◆ PROBLEM STATEMENT
How many lines in the records below contain the word "noise"? Give only the number.

— START OF DATA SHOWN —

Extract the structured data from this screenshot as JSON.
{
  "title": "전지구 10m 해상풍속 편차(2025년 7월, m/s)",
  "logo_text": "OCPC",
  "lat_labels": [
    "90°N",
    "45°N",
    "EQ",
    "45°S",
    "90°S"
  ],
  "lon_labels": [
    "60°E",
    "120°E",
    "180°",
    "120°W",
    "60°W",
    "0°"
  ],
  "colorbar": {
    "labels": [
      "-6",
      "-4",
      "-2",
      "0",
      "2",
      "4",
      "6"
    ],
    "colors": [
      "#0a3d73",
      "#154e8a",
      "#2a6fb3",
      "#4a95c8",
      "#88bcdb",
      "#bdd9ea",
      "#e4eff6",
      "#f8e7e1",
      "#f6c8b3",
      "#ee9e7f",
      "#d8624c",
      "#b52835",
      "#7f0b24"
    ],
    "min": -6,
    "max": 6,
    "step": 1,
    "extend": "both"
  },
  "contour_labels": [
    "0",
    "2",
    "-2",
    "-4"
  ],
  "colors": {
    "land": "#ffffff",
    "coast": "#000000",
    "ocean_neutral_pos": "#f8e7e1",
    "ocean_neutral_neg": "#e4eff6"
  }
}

— END OF DATA SHOWN —
— START OF DATA SHOWN —

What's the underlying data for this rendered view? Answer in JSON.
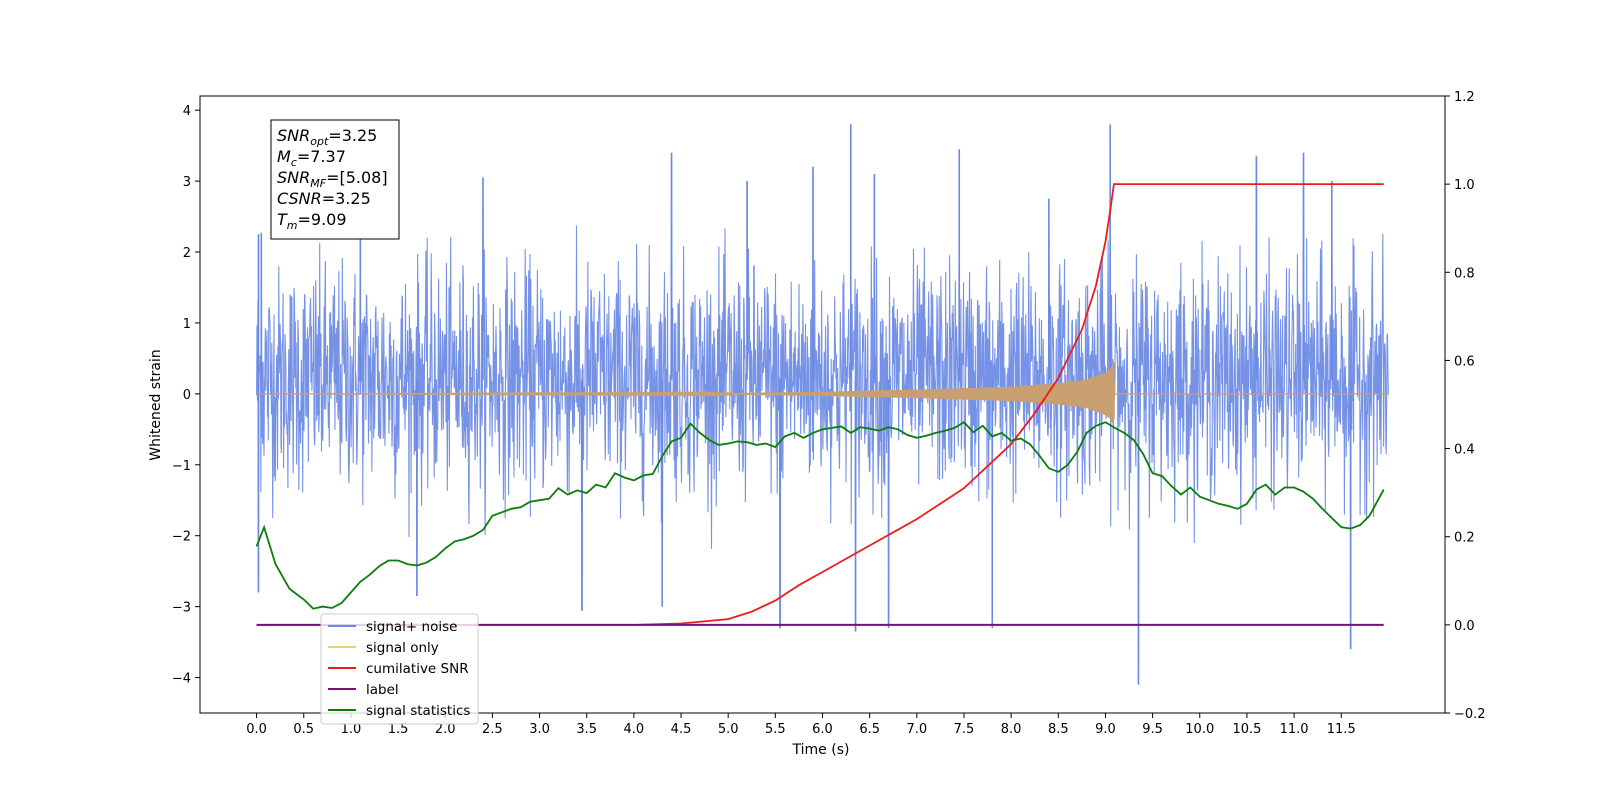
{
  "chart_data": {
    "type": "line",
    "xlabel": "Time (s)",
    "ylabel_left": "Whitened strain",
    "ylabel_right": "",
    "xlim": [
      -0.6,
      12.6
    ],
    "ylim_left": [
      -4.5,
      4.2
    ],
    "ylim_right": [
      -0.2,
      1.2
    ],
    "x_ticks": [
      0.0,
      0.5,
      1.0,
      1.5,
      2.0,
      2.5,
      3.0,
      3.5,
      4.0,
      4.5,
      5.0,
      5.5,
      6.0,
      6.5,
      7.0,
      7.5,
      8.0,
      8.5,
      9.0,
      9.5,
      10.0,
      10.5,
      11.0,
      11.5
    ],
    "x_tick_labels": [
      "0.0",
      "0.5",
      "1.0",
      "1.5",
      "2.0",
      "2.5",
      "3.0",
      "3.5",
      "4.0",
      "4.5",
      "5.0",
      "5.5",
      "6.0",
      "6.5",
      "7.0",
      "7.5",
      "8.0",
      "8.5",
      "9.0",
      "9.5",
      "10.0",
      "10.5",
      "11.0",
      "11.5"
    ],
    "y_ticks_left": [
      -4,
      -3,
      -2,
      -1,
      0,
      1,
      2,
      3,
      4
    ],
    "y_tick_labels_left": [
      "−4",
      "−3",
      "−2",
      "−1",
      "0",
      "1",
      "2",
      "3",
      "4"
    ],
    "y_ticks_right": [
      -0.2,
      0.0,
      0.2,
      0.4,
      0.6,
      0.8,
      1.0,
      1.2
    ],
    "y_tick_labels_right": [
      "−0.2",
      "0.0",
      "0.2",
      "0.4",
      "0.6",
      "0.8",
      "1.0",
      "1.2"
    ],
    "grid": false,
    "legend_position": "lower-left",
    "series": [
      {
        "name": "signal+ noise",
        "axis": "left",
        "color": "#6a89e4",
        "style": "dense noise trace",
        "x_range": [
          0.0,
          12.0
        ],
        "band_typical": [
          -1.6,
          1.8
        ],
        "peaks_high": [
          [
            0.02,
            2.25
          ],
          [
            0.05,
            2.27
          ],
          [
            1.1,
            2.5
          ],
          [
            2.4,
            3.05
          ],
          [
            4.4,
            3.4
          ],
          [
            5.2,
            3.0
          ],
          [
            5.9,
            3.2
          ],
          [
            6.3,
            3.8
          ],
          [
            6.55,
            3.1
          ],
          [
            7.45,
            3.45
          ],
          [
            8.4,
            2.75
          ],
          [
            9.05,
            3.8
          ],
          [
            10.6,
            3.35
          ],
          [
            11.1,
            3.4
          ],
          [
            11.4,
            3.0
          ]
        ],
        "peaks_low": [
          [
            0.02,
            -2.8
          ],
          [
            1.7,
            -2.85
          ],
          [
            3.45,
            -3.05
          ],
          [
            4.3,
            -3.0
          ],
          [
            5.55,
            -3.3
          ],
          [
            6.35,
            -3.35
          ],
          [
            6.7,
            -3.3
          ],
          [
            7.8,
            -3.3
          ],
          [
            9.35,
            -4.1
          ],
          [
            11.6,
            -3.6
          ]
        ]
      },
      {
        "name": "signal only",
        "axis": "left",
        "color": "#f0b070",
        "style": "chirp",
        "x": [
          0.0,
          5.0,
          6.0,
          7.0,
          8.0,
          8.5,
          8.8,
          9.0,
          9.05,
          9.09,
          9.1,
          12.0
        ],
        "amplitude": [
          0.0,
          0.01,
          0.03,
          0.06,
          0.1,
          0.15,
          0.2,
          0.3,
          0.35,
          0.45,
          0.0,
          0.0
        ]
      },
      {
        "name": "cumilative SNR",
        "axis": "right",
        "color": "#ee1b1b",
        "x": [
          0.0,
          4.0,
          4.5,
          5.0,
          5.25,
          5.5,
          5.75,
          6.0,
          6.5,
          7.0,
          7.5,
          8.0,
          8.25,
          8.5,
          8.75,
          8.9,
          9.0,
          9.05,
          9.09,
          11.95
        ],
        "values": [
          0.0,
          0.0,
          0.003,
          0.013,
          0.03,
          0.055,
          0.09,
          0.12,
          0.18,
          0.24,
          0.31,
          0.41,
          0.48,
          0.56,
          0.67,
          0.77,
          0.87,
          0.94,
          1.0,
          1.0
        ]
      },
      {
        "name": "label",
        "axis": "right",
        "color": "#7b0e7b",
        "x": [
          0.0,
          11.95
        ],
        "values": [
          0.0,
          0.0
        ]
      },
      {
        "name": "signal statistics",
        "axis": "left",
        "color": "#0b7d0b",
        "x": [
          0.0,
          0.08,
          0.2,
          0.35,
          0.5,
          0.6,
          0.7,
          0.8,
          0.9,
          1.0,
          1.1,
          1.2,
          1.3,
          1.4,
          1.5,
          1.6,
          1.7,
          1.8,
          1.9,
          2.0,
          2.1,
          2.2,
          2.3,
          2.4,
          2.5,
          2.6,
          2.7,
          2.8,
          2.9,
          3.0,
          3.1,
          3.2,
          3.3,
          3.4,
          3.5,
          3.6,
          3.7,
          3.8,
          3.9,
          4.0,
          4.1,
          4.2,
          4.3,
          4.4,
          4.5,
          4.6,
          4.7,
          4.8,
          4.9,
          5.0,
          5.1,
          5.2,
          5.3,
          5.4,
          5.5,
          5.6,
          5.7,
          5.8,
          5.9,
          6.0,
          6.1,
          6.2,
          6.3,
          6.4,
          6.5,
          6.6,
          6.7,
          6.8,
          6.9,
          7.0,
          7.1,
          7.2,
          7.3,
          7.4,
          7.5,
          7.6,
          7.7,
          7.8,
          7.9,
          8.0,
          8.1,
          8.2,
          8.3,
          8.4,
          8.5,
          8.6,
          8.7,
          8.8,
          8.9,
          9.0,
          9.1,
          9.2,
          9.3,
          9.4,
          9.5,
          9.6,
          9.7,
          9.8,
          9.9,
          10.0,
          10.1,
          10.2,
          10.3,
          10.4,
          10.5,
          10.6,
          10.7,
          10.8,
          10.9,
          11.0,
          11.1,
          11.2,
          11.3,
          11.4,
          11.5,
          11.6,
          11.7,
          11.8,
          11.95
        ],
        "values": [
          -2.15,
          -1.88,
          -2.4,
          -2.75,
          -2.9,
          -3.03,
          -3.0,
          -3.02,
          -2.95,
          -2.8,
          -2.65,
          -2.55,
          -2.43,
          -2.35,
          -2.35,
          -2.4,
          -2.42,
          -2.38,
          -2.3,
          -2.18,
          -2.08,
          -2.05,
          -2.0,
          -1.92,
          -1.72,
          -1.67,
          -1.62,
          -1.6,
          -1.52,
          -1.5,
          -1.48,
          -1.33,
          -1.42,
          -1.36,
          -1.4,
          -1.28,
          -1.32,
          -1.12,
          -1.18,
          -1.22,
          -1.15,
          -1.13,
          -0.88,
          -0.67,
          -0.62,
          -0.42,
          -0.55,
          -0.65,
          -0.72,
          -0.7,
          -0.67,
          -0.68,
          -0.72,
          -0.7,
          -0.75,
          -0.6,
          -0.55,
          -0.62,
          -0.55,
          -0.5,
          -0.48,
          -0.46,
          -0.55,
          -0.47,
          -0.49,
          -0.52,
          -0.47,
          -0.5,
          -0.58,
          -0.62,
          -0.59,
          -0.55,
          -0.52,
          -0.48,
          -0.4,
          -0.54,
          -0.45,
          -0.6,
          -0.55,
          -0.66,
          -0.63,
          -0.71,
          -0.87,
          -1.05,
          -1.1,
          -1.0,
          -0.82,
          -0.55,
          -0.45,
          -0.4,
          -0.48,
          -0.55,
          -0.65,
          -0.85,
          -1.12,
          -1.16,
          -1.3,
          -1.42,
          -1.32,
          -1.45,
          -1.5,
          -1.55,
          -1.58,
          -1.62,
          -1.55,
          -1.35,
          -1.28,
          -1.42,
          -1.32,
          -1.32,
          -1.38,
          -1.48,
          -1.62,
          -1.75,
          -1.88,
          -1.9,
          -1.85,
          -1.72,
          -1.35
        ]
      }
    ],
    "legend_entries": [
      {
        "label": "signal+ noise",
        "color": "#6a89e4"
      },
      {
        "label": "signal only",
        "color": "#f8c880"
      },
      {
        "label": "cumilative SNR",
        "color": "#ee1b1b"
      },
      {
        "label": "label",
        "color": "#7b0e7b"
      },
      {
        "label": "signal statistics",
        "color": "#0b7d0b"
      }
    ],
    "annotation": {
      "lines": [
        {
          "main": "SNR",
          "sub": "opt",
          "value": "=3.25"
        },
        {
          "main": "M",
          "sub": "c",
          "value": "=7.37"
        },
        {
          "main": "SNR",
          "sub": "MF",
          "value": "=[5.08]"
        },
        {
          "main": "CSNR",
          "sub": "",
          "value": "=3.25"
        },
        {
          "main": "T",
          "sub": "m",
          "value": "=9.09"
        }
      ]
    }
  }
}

— END OF DATA SHOWN —

◆ TASK RESULT
3